- Given exercise:
Set the listing down unchanged, minus every embedded image.
* START Excerpted data *
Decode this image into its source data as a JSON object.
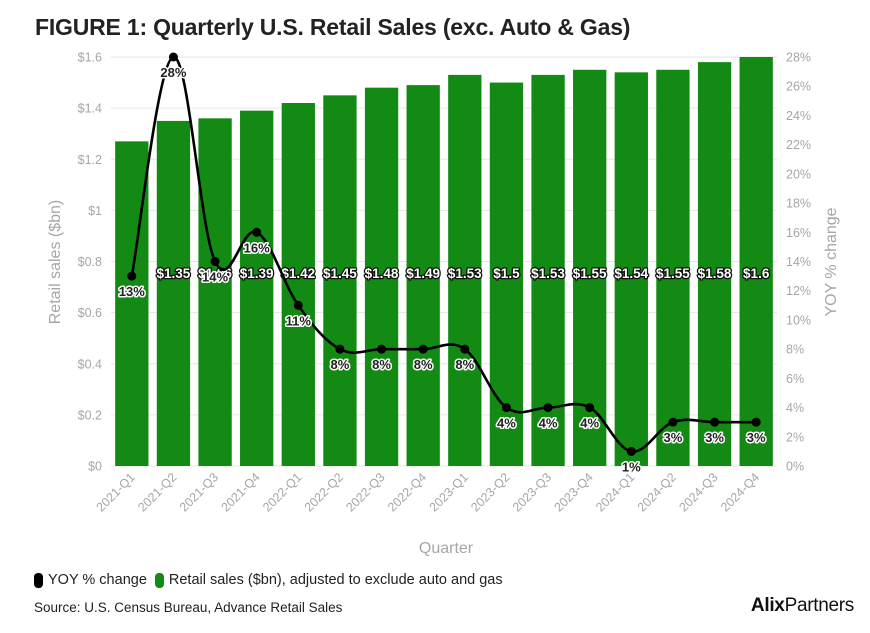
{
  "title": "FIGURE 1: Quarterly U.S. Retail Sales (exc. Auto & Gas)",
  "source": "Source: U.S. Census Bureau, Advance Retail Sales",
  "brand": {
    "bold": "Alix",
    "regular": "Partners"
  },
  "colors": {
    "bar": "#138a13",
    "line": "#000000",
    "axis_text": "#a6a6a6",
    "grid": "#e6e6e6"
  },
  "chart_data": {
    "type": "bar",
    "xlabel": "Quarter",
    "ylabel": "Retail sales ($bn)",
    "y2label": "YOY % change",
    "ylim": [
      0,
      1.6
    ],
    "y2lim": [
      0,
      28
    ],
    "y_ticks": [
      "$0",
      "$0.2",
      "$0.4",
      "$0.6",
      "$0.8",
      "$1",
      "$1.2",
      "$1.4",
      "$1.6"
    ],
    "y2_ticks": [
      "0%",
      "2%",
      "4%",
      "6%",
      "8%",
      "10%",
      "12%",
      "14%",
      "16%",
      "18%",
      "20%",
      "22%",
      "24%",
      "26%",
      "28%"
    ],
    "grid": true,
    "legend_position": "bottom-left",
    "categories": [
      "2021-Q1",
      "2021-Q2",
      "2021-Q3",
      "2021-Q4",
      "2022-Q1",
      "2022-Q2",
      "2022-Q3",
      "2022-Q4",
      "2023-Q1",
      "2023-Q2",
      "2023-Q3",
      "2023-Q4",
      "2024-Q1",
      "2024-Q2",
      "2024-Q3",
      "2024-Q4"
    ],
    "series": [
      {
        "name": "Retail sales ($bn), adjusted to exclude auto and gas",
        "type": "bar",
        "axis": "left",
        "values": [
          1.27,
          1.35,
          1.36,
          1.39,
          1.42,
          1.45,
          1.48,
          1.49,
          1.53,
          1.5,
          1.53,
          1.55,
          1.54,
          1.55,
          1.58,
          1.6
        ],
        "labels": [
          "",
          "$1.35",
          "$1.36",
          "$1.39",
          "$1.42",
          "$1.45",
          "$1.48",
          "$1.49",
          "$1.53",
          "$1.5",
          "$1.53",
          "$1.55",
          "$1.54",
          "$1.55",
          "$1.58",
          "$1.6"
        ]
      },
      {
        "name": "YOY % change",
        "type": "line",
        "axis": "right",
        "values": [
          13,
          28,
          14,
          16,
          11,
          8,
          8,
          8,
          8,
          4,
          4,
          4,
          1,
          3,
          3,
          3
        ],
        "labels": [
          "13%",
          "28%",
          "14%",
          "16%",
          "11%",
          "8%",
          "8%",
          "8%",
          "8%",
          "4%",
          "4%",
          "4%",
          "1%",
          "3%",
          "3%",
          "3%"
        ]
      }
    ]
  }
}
* END Excerpted data *
- Full response:
Decode this image into its source data as a JSON object.
{
  "title": "FIGURE 1: Quarterly U.S. Retail Sales (exc. Auto & Gas)",
  "source": "Source: U.S. Census Bureau, Advance Retail Sales",
  "brand": {
    "bold": "Alix",
    "regular": "Partners"
  },
  "colors": {
    "bar": "#138a13",
    "line": "#000000",
    "axis_text": "#a6a6a6",
    "grid": "#e6e6e6"
  },
  "chart_data": {
    "type": "bar",
    "xlabel": "Quarter",
    "ylabel": "Retail sales ($bn)",
    "y2label": "YOY % change",
    "ylim": [
      0,
      1.6
    ],
    "y2lim": [
      0,
      28
    ],
    "y_ticks": [
      "$0",
      "$0.2",
      "$0.4",
      "$0.6",
      "$0.8",
      "$1",
      "$1.2",
      "$1.4",
      "$1.6"
    ],
    "y2_ticks": [
      "0%",
      "2%",
      "4%",
      "6%",
      "8%",
      "10%",
      "12%",
      "14%",
      "16%",
      "18%",
      "20%",
      "22%",
      "24%",
      "26%",
      "28%"
    ],
    "grid": true,
    "legend_position": "bottom-left",
    "categories": [
      "2021-Q1",
      "2021-Q2",
      "2021-Q3",
      "2021-Q4",
      "2022-Q1",
      "2022-Q2",
      "2022-Q3",
      "2022-Q4",
      "2023-Q1",
      "2023-Q2",
      "2023-Q3",
      "2023-Q4",
      "2024-Q1",
      "2024-Q2",
      "2024-Q3",
      "2024-Q4"
    ],
    "series": [
      {
        "name": "Retail sales ($bn), adjusted to exclude auto and gas",
        "type": "bar",
        "axis": "left",
        "values": [
          1.27,
          1.35,
          1.36,
          1.39,
          1.42,
          1.45,
          1.48,
          1.49,
          1.53,
          1.5,
          1.53,
          1.55,
          1.54,
          1.55,
          1.58,
          1.6
        ],
        "labels": [
          "",
          "$1.35",
          "$1.36",
          "$1.39",
          "$1.42",
          "$1.45",
          "$1.48",
          "$1.49",
          "$1.53",
          "$1.5",
          "$1.53",
          "$1.55",
          "$1.54",
          "$1.55",
          "$1.58",
          "$1.6"
        ]
      },
      {
        "name": "YOY % change",
        "type": "line",
        "axis": "right",
        "values": [
          13,
          28,
          14,
          16,
          11,
          8,
          8,
          8,
          8,
          4,
          4,
          4,
          1,
          3,
          3,
          3
        ],
        "labels": [
          "13%",
          "28%",
          "14%",
          "16%",
          "11%",
          "8%",
          "8%",
          "8%",
          "8%",
          "4%",
          "4%",
          "4%",
          "1%",
          "3%",
          "3%",
          "3%"
        ]
      }
    ]
  }
}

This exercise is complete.